Records contained in a dataset:

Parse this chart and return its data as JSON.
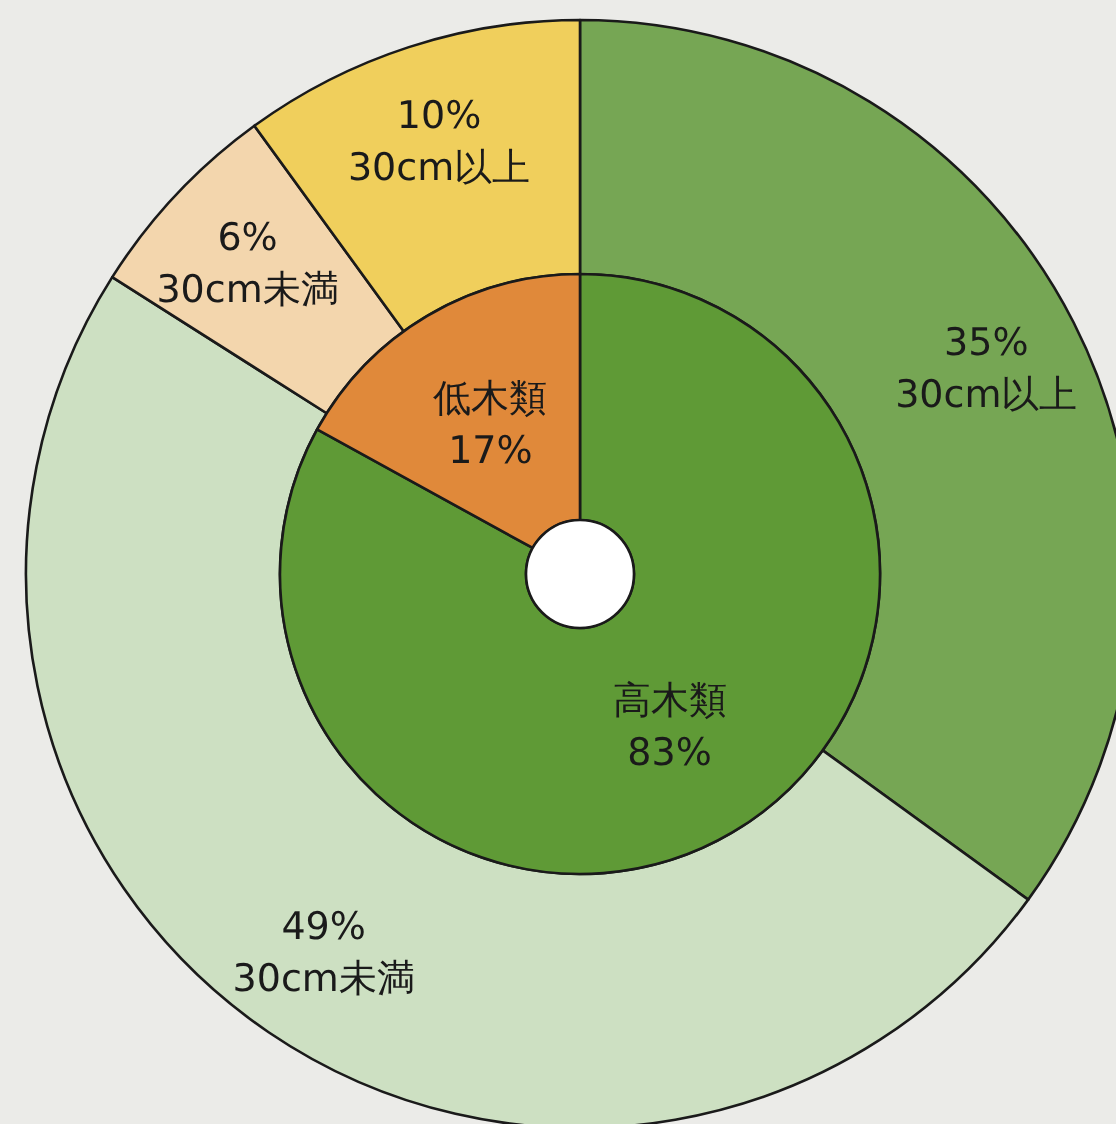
{
  "chart_data": [
    {
      "type": "donut",
      "categories": [
        "高木類",
        "低木類"
      ],
      "values": [
        83,
        17
      ],
      "colors": [
        "#5f9a36",
        "#e0893a"
      ],
      "value_labels": [
        "83%",
        "17%"
      ]
    },
    {
      "type": "donut",
      "categories": [
        "30cm以上",
        "30cm未満",
        "30cm未満",
        "30cm以上"
      ],
      "values": [
        35,
        49,
        6,
        10
      ],
      "colors": [
        "#76a654",
        "#cde0c2",
        "#f3d6ad",
        "#f0cf5c"
      ],
      "value_labels": [
        "35%",
        "49%",
        "6%",
        "10%"
      ]
    }
  ]
}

__Work to complete__. Return each line from the material above exactly, but not the pictures.

__Reply__.
Parse this chart and return its data as JSON.
{
  "chart_data": [
    {
      "type": "donut",
      "categories": [
        "高木類",
        "低木類"
      ],
      "values": [
        83,
        17
      ],
      "colors": [
        "#5f9a36",
        "#e0893a"
      ],
      "value_labels": [
        "83%",
        "17%"
      ]
    },
    {
      "type": "donut",
      "categories": [
        "30cm以上",
        "30cm未満",
        "30cm未満",
        "30cm以上"
      ],
      "values": [
        35,
        49,
        6,
        10
      ],
      "colors": [
        "#76a654",
        "#cde0c2",
        "#f3d6ad",
        "#f0cf5c"
      ],
      "value_labels": [
        "35%",
        "49%",
        "6%",
        "10%"
      ]
    }
  ]
}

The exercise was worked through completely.